YOUR GOAL: Copy word for word the rows below, starting with the row that contains "453, 607, 463]" and ending with the row that contains "940, 569, 969]", including both of those rows.

AVAILABLE RECORDS:
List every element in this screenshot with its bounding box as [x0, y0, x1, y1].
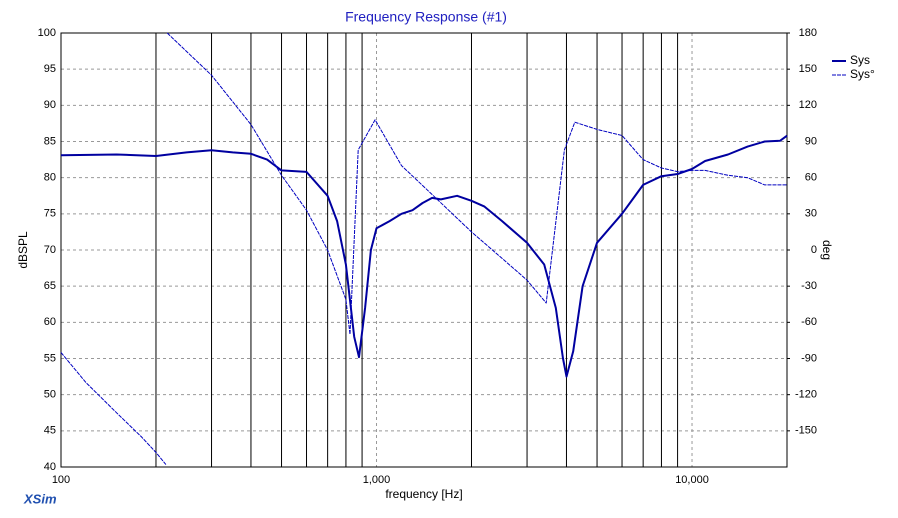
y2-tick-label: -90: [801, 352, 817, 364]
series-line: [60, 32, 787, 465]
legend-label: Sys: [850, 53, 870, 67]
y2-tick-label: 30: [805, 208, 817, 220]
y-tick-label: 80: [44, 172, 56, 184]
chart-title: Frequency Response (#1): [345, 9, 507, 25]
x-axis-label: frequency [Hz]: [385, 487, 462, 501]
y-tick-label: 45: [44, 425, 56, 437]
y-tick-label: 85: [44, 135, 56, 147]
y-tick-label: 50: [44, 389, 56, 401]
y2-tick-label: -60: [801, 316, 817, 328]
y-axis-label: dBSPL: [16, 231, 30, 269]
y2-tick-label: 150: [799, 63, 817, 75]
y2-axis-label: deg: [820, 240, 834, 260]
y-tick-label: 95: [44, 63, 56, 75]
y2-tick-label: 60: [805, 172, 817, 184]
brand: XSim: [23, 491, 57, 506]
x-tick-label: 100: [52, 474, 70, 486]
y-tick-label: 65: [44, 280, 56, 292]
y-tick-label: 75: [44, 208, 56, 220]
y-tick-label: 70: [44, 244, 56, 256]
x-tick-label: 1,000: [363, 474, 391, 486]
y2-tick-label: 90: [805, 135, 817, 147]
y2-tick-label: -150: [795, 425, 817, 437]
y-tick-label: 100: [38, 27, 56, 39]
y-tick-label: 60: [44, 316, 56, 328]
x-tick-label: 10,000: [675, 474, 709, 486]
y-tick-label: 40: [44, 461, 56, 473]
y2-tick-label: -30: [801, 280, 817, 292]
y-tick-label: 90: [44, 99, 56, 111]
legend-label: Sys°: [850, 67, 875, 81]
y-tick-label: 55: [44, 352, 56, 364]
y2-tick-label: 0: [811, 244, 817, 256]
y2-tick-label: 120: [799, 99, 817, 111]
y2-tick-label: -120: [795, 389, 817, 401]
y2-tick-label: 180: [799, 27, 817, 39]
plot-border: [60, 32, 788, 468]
==
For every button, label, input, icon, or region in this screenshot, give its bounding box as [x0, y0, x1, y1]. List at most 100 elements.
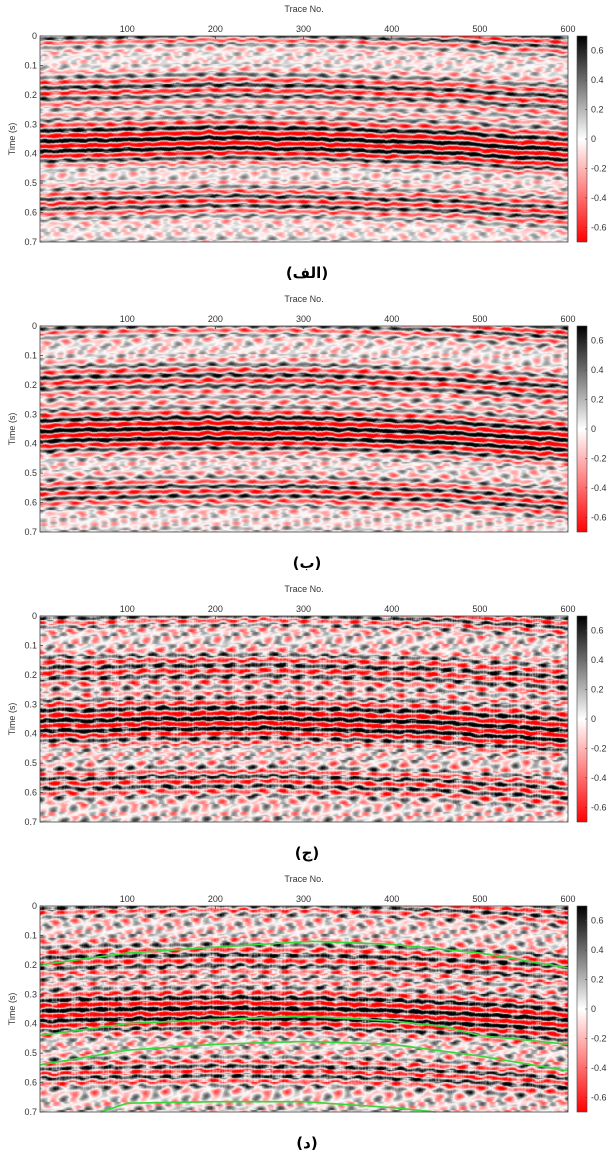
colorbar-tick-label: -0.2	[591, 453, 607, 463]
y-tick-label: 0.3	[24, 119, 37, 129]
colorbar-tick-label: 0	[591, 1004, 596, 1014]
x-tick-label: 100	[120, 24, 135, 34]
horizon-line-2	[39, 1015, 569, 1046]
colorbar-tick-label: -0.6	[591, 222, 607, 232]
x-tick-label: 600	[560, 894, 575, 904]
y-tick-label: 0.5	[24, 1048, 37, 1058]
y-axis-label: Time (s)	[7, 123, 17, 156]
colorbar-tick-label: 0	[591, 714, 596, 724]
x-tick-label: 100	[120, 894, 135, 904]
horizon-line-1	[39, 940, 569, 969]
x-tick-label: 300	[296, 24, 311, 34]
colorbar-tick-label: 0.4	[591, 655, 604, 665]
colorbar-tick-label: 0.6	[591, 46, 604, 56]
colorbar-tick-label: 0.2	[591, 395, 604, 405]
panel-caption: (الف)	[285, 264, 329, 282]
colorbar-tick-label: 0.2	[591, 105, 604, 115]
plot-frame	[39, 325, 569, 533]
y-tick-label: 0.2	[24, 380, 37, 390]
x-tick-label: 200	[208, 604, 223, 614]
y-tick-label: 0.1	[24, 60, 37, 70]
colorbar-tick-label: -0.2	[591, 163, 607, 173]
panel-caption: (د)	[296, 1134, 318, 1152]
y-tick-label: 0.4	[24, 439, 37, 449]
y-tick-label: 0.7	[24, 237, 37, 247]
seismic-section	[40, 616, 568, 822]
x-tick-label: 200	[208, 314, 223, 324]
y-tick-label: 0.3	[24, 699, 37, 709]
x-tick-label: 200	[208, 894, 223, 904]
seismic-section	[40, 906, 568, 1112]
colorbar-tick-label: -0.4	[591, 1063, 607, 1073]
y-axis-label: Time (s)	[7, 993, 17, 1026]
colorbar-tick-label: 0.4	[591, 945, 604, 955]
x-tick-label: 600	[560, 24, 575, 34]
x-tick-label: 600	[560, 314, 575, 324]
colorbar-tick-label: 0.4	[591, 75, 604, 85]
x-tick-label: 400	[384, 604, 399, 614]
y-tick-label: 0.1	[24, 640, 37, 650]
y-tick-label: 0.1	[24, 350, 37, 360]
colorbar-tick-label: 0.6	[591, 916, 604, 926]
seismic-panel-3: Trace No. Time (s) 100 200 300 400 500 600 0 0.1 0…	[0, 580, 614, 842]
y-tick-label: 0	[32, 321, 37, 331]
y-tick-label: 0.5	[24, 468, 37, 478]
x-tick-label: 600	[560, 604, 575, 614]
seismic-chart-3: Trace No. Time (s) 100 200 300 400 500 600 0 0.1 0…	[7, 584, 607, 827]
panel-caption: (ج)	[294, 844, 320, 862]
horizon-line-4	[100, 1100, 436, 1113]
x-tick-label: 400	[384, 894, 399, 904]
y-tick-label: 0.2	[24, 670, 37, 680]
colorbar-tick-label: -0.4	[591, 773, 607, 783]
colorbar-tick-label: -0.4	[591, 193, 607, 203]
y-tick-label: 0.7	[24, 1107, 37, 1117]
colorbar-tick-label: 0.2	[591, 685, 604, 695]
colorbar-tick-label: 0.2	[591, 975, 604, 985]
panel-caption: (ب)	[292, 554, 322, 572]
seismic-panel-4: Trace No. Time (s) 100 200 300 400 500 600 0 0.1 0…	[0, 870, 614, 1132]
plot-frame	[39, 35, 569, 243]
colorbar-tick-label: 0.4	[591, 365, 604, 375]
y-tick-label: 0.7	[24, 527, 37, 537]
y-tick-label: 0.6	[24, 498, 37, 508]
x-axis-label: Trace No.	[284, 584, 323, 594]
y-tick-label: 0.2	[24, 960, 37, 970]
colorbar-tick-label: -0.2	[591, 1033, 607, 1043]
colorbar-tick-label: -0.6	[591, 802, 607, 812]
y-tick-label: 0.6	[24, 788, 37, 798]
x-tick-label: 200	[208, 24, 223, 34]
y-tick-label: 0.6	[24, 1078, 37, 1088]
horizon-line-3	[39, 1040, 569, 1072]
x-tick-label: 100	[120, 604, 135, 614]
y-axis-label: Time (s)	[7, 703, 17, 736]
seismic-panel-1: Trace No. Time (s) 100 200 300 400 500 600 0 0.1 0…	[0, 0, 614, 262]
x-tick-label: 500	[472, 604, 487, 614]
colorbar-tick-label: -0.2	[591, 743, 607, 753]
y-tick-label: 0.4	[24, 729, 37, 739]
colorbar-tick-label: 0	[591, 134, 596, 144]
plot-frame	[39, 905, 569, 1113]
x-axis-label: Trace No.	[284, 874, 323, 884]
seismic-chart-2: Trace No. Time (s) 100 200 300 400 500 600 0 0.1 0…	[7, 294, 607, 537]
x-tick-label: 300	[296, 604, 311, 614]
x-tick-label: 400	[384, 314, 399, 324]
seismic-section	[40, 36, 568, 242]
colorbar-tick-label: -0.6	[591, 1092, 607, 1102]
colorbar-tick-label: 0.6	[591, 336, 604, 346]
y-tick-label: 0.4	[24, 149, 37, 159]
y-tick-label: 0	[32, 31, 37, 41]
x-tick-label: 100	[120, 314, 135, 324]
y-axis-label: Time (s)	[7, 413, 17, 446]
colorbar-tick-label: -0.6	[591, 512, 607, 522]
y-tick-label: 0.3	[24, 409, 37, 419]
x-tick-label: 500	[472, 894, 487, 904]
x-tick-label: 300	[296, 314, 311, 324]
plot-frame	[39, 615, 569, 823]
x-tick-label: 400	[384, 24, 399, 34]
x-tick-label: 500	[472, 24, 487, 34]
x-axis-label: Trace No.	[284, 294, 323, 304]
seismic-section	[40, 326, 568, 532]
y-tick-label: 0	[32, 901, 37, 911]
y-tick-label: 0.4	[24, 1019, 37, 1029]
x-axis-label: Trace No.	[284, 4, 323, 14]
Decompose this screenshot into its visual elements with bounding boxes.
---
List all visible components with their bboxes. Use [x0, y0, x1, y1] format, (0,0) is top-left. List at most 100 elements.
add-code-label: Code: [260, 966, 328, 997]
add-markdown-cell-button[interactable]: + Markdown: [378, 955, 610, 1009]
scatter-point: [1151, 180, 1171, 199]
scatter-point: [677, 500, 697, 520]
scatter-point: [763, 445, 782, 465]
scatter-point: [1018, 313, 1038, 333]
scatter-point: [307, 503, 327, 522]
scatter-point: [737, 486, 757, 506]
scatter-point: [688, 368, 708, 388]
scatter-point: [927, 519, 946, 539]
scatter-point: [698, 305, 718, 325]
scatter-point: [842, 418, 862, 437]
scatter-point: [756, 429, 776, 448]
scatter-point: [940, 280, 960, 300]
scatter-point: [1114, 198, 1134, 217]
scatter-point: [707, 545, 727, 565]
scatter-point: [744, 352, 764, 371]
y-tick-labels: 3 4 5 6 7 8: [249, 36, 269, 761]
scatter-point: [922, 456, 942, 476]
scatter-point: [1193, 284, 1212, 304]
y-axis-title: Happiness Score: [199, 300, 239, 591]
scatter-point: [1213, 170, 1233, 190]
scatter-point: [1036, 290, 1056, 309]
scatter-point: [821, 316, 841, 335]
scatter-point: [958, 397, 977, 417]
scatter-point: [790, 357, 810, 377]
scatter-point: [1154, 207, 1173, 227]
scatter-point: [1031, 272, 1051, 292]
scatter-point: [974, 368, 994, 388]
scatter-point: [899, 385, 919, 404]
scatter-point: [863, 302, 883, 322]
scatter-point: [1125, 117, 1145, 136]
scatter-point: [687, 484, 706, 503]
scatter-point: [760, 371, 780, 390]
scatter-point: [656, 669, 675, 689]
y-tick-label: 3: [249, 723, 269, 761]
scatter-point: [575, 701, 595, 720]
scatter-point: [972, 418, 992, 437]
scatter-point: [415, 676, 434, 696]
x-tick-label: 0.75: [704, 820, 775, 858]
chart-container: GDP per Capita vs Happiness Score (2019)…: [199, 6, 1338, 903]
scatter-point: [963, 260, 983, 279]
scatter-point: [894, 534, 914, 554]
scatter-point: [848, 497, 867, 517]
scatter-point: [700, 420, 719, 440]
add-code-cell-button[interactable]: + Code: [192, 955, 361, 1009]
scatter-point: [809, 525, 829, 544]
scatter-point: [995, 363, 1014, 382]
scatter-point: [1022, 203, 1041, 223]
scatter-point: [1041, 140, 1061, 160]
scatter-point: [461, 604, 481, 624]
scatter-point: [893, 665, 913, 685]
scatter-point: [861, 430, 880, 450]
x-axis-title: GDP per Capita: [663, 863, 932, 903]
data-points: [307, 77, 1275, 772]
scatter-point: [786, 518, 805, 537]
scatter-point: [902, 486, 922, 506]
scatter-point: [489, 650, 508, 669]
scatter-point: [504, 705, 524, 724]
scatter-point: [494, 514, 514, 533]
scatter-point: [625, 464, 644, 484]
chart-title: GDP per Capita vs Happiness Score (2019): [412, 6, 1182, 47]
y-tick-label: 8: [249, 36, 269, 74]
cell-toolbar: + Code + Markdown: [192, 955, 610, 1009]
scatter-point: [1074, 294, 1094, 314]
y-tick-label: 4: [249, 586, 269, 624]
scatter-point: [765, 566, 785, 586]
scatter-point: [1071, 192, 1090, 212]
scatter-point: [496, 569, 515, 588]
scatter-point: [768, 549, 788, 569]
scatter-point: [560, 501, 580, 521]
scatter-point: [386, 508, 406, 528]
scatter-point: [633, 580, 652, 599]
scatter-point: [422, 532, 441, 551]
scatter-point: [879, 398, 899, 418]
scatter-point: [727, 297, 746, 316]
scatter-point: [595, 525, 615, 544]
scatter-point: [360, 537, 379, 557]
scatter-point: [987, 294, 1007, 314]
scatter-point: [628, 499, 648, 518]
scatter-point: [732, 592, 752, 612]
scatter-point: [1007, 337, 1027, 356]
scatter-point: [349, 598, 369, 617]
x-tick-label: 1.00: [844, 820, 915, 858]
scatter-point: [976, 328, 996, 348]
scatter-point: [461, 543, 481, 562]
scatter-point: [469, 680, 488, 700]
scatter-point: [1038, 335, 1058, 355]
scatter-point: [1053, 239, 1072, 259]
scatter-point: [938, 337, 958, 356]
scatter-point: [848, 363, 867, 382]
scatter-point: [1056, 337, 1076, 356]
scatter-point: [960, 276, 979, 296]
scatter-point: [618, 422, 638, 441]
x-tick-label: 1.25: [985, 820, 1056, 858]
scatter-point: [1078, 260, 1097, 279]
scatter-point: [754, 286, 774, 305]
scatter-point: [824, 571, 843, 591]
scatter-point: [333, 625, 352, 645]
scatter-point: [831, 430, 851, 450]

TASK RESPONSE:
colorbar-tick-label: -0.2	[591, 453, 607, 463]
y-tick-label: 0.3	[24, 119, 37, 129]
colorbar-tick-label: 0	[591, 1004, 596, 1014]
x-tick-label: 100	[120, 24, 135, 34]
horizon-line-2	[39, 1015, 569, 1046]
colorbar-tick-label: -0.6	[591, 222, 607, 232]
x-tick-label: 600	[560, 894, 575, 904]
y-tick-label: 0.5	[24, 1048, 37, 1058]
y-axis-label: Time (s)	[7, 123, 17, 156]
colorbar-tick-label: 0	[591, 714, 596, 724]
x-tick-label: 100	[120, 894, 135, 904]
horizon-line-1	[39, 940, 569, 969]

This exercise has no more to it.